What to produce -
Please give the lines of the records again, from the line with "tab-main[interactable]: Główny —" up to and including the line with "checkmark-icon — [192, 195, 218, 221]", changing "section-divider" to "section-separator" and leaving everything else as is.
·····
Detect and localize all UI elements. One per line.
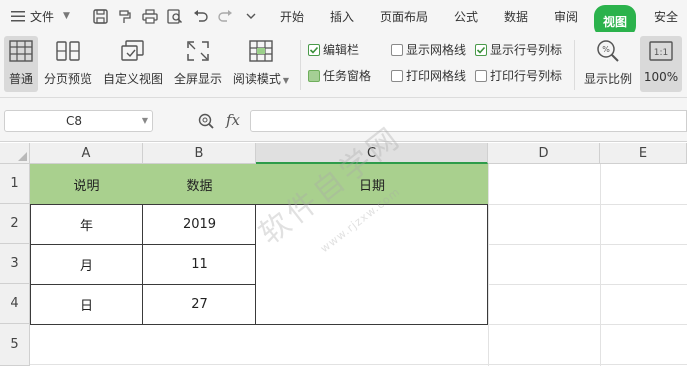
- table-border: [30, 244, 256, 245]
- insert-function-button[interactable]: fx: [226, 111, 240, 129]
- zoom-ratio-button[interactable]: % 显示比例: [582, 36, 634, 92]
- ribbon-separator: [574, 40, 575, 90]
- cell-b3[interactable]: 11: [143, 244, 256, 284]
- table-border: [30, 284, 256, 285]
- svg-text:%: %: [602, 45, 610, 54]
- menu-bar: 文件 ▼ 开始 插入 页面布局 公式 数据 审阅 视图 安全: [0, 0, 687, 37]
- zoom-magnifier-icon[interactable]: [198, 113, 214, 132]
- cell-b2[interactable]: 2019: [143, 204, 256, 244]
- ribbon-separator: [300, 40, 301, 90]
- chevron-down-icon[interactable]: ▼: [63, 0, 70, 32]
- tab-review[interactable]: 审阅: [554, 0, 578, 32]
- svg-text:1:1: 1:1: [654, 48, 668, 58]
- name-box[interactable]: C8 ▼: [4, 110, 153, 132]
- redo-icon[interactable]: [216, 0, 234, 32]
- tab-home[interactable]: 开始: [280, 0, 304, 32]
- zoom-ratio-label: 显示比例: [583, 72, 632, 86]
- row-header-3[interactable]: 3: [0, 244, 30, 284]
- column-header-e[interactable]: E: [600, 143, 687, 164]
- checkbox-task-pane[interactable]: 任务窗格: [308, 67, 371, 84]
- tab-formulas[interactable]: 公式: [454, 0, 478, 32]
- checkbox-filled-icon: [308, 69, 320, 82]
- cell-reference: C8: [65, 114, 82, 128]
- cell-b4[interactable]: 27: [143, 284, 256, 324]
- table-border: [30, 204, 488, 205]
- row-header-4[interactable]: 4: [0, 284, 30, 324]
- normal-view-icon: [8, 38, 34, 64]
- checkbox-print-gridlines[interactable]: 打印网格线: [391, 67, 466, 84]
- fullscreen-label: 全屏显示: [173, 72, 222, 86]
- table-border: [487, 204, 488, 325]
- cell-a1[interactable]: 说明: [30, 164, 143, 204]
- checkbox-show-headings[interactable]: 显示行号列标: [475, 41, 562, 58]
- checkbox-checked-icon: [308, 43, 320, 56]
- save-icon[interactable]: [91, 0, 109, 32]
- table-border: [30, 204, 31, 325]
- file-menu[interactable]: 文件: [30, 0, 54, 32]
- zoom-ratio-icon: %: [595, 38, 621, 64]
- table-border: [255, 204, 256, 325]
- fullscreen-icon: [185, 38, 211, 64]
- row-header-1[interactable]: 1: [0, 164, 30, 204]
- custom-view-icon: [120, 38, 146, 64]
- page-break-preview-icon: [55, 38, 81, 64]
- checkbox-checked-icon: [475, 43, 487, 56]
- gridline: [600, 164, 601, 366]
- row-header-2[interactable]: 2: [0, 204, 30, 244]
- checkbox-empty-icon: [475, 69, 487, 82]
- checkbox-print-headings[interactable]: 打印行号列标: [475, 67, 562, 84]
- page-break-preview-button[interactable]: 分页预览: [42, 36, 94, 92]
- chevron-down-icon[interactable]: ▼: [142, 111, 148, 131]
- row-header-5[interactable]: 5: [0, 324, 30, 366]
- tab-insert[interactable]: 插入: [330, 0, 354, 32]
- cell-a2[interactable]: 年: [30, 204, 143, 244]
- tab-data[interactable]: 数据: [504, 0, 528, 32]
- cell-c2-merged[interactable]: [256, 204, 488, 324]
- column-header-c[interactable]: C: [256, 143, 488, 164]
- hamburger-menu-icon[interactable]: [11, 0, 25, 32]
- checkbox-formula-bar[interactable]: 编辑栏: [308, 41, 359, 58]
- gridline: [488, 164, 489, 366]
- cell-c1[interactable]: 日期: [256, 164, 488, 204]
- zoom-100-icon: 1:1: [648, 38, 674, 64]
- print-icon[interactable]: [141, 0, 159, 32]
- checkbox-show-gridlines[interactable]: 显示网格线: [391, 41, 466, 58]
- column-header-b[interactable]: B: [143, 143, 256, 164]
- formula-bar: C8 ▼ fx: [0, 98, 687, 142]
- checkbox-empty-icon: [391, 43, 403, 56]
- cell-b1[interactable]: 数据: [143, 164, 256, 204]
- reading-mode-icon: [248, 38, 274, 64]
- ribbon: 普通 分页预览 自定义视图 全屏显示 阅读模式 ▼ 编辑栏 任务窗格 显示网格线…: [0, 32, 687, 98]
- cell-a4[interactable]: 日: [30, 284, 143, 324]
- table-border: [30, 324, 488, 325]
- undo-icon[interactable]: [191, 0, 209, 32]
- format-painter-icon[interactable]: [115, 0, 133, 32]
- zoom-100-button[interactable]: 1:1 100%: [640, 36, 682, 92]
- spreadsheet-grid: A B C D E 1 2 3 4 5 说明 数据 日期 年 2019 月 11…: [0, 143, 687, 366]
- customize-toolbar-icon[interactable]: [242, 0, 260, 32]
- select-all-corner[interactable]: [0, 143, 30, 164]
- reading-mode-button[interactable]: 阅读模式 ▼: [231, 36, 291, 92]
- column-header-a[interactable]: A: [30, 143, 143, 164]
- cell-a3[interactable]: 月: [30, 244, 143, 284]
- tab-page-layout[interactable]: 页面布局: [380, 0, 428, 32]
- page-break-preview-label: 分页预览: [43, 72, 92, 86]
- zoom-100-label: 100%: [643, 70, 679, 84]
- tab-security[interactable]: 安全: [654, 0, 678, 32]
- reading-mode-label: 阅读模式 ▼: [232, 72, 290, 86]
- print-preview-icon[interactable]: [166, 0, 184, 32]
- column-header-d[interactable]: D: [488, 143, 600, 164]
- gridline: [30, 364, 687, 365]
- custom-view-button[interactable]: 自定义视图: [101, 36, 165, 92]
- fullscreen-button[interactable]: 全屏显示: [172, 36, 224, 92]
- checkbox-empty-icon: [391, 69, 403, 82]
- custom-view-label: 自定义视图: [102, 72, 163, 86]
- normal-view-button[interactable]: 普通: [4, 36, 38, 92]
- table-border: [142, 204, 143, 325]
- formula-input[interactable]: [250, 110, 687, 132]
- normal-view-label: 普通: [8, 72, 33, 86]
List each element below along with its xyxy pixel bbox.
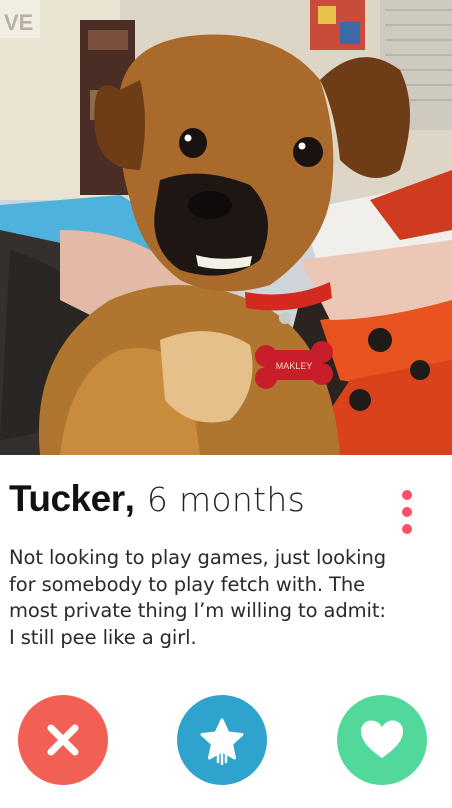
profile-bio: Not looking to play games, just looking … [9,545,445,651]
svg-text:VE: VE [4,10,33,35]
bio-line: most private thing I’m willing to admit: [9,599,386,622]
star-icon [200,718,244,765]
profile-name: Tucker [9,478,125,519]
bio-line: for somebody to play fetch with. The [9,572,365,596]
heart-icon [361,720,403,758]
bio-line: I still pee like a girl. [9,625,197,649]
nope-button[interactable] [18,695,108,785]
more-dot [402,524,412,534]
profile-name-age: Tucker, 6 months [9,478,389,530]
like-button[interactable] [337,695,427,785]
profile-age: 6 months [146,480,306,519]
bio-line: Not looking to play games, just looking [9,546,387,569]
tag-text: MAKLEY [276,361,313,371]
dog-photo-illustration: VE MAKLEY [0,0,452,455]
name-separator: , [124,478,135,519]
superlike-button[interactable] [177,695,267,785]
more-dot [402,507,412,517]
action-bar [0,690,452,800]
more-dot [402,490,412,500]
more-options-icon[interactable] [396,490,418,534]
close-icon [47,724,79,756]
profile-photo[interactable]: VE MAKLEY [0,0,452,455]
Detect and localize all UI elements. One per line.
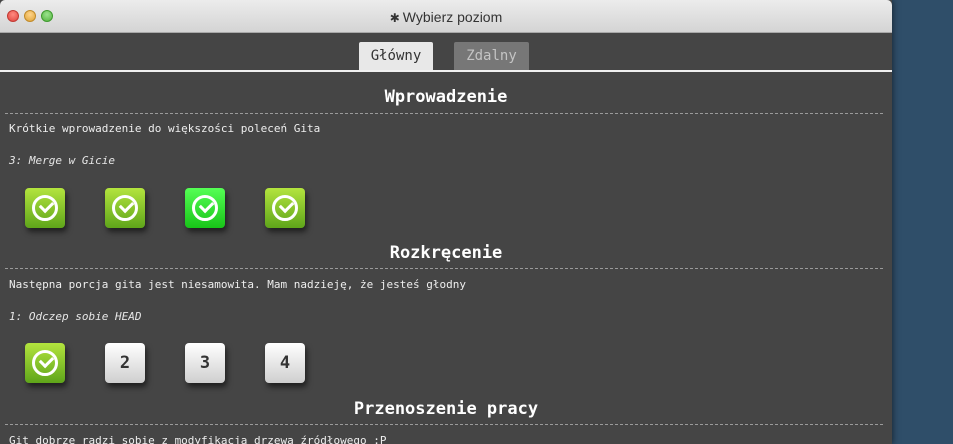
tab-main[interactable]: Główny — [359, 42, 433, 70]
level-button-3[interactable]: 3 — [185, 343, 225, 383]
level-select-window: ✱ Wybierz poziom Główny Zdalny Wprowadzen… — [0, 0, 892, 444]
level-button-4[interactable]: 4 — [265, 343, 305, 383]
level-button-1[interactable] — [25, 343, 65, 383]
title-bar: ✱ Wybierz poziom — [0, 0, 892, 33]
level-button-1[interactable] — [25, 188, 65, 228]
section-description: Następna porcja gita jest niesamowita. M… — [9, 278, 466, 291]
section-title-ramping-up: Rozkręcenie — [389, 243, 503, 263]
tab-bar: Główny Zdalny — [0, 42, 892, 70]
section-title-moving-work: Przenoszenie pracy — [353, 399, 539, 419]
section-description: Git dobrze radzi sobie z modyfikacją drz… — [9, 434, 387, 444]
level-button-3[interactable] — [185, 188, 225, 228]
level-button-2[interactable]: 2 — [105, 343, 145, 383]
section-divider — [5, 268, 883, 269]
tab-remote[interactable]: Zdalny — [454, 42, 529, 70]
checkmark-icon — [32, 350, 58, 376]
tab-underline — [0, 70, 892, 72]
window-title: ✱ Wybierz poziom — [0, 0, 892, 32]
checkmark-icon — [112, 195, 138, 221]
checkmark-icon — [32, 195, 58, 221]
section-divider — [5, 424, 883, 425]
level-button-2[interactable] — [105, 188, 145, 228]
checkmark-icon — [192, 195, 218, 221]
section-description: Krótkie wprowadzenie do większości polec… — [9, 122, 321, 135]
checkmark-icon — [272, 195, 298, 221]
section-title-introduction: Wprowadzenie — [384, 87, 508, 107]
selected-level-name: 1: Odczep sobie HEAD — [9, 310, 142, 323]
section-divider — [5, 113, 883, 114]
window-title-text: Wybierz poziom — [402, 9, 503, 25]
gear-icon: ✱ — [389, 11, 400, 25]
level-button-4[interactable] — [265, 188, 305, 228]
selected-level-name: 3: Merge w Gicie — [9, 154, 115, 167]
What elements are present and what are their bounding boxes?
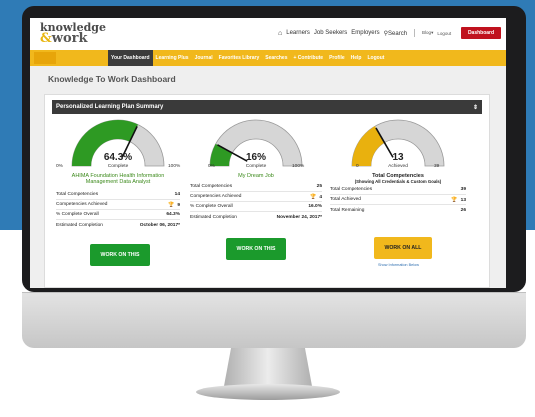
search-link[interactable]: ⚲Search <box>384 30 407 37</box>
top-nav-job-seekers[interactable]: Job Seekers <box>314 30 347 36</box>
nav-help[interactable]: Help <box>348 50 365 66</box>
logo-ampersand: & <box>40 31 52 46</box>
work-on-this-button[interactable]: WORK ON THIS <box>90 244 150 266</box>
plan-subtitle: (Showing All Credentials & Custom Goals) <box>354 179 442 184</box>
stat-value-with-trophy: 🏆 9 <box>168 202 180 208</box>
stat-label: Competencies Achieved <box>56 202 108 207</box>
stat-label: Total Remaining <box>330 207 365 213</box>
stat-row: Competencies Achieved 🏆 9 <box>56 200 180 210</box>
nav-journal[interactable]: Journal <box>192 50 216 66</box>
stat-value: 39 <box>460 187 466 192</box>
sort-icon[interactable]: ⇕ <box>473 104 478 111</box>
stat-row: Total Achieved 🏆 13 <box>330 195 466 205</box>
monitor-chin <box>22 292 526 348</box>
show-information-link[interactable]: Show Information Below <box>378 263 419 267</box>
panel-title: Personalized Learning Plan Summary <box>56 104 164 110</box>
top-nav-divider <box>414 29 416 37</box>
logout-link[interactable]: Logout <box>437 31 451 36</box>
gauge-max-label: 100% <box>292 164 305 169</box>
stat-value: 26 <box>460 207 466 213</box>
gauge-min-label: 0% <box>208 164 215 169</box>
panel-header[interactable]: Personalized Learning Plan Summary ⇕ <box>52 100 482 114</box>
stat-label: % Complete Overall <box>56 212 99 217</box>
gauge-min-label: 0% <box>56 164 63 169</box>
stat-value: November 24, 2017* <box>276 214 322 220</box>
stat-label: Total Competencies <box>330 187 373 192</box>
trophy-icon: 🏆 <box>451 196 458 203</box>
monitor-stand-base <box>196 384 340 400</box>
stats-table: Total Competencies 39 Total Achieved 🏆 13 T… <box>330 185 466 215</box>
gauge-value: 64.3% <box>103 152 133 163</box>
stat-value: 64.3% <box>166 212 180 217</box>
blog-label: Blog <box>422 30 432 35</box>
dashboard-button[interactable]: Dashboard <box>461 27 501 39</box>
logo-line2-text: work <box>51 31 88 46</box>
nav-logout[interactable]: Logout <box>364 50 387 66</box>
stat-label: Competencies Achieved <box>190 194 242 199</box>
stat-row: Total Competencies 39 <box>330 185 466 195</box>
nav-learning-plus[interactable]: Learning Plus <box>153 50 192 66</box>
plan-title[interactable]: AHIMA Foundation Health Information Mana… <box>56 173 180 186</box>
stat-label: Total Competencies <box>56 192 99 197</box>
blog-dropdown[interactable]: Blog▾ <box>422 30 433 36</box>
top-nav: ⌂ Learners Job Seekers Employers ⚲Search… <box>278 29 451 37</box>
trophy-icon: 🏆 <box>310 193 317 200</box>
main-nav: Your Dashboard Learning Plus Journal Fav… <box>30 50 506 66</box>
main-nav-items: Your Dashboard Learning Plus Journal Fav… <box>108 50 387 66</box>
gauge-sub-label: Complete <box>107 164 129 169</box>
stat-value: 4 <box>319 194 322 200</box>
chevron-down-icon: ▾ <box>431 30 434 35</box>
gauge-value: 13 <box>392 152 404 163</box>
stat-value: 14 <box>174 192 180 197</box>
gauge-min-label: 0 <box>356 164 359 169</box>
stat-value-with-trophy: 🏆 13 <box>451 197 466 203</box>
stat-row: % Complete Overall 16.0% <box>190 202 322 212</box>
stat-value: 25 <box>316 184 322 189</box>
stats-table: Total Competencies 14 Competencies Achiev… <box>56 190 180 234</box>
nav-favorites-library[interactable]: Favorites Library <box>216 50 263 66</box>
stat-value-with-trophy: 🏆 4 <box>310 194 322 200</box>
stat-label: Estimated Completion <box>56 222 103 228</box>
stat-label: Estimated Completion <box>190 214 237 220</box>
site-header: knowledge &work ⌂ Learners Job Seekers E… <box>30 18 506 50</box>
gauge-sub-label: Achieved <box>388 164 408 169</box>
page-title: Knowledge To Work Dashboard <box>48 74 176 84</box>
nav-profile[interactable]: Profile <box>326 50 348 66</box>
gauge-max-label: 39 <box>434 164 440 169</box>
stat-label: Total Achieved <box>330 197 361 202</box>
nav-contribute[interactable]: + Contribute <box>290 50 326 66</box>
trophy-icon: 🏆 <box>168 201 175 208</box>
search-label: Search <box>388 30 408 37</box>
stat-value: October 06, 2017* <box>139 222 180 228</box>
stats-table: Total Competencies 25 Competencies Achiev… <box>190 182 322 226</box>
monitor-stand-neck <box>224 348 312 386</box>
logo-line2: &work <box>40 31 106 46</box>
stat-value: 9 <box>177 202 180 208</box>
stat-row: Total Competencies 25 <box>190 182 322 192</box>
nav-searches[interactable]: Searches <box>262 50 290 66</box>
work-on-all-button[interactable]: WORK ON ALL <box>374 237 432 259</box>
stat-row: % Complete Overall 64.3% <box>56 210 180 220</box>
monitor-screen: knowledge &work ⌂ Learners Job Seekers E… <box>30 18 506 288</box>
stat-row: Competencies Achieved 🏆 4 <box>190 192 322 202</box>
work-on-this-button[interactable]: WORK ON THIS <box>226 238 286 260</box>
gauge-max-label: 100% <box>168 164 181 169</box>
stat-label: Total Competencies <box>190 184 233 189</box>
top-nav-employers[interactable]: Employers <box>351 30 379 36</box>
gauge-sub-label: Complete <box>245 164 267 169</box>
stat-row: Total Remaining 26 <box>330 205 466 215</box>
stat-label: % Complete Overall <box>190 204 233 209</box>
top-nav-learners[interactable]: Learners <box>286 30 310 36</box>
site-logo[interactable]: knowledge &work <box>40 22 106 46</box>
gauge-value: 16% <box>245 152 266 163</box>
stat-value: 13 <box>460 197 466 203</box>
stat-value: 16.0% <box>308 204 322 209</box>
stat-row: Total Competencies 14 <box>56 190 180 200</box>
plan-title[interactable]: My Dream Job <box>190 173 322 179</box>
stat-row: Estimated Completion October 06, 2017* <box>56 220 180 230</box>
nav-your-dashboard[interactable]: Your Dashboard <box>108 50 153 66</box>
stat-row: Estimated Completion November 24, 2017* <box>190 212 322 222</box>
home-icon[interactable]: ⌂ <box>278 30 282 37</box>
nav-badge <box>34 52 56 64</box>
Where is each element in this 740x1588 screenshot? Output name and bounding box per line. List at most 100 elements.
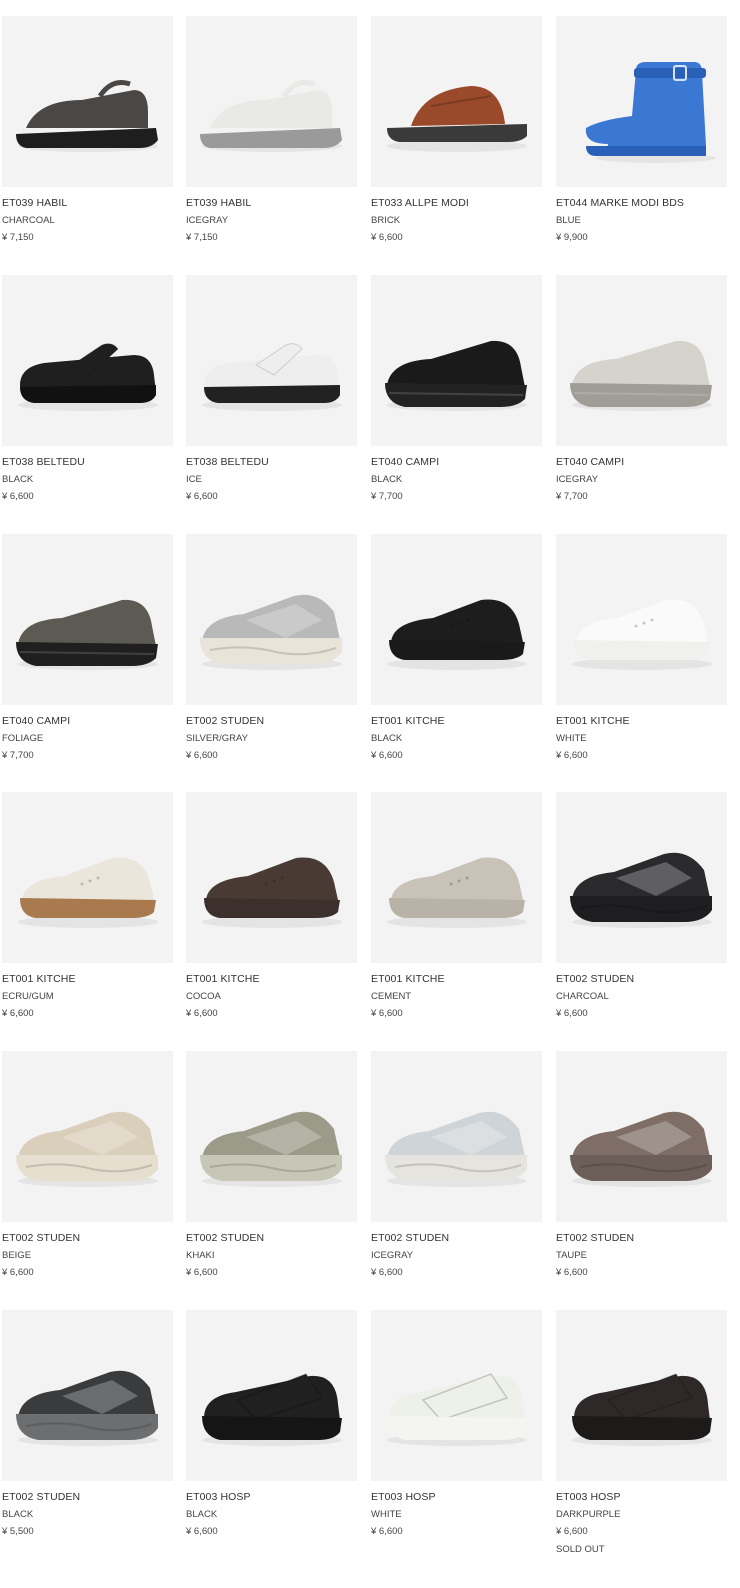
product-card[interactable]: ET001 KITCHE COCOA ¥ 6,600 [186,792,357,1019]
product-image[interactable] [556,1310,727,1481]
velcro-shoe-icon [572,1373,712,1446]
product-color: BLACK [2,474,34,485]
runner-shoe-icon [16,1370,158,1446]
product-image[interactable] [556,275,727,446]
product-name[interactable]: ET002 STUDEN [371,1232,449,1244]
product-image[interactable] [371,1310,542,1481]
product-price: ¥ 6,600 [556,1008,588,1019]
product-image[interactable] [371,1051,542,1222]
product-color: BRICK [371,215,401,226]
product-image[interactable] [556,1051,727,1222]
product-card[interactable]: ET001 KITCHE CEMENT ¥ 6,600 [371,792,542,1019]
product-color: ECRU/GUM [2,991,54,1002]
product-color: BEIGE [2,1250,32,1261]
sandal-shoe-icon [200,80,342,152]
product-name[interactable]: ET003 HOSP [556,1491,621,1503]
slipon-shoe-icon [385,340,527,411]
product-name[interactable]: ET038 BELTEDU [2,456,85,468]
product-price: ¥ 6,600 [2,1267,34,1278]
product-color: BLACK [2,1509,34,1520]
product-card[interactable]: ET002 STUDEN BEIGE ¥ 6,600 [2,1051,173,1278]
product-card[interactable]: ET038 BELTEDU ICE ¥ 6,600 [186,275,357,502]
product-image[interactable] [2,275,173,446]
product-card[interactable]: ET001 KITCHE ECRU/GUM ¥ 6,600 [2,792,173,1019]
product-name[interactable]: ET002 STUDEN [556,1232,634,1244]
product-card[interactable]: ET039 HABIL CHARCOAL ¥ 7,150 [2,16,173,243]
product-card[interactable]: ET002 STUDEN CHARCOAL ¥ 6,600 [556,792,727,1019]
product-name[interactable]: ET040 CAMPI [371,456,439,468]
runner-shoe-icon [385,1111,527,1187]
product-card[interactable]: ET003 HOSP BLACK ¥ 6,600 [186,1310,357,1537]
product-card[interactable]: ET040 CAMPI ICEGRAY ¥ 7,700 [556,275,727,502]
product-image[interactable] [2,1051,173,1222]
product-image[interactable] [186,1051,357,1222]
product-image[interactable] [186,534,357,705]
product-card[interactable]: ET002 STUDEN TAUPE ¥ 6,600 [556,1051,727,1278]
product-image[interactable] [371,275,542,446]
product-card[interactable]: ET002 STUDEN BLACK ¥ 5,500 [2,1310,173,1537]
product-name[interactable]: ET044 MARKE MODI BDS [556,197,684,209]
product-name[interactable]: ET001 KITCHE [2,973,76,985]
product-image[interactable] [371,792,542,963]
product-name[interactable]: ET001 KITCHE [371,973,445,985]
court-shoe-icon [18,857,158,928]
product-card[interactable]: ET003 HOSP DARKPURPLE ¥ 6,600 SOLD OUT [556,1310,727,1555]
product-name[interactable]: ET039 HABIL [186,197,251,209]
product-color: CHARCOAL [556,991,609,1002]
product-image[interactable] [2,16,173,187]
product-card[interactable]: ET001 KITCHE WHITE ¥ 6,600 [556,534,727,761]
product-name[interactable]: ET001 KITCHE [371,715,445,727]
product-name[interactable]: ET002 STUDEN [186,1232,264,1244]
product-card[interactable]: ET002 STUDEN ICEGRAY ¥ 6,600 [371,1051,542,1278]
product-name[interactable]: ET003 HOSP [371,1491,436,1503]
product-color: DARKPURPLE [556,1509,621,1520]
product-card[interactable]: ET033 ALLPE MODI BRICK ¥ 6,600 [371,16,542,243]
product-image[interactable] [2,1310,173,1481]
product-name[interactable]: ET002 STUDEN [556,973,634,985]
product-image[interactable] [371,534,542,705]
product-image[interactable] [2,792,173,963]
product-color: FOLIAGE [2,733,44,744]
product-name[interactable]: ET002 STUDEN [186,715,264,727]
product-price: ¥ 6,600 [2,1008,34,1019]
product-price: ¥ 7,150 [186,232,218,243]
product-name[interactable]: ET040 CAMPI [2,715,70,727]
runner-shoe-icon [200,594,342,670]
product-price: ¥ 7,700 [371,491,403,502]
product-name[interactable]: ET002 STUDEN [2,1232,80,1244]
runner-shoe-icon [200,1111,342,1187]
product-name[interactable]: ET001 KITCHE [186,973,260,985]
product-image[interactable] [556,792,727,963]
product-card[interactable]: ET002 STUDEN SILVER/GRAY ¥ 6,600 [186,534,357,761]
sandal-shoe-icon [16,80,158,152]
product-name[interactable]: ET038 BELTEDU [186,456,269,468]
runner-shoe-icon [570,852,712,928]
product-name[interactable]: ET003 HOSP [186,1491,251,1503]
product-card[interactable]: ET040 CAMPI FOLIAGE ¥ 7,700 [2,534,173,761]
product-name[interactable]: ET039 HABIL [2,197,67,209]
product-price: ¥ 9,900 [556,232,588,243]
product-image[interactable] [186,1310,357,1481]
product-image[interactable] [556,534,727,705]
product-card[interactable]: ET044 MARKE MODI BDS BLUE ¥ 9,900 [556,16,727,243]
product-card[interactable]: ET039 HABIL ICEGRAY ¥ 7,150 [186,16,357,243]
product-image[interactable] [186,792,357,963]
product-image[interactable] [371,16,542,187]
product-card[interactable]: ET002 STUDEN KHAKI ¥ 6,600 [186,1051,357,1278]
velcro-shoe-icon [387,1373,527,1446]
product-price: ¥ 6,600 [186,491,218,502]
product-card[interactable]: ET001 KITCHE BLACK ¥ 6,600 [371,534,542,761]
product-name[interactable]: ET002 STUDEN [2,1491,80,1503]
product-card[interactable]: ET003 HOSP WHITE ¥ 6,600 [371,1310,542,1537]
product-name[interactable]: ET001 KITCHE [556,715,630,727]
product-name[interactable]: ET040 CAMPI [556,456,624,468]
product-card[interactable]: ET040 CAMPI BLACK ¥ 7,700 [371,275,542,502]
·····
Result of the task -
tab-main[interactable]: Główny — [359, 42, 433, 70]
level-button-3[interactable]: 3 — [185, 343, 225, 383]
level-select-window: ✱ Wybierz poziom Główny Zdalny Wprowadzen… — [0, 0, 892, 444]
level-button-4[interactable]: 4 — [265, 343, 305, 383]
level-button-1[interactable] — [25, 343, 65, 383]
title-bar: ✱ Wybierz poziom — [0, 0, 892, 33]
level-button-1[interactable] — [25, 188, 65, 228]
section-description: Następna porcja gita jest niesamowita. M… — [9, 278, 466, 291]
section-title-ramping-up: Rozkręcenie — [389, 243, 503, 263]
tab-bar: Główny Zdalny — [0, 42, 892, 70]
section-title-moving-work: Przenoszenie pracy — [353, 399, 539, 419]
section-description: Git dobrze radzi sobie z modyfikacją drz… — [9, 434, 387, 444]
level-button-3[interactable] — [185, 188, 225, 228]
level-button-2[interactable]: 2 — [105, 343, 145, 383]
section-separator — [5, 268, 883, 269]
tab-remote[interactable]: Zdalny — [454, 42, 529, 70]
checkmark-icon — [32, 350, 58, 376]
tab-underline — [0, 70, 892, 72]
window-title: ✱ Wybierz poziom — [0, 0, 892, 32]
checkmark-icon — [112, 195, 138, 221]
checkmark-icon — [32, 195, 58, 221]
section-separator — [5, 424, 883, 425]
level-button-2[interactable] — [105, 188, 145, 228]
checkmark-icon — [192, 195, 218, 221]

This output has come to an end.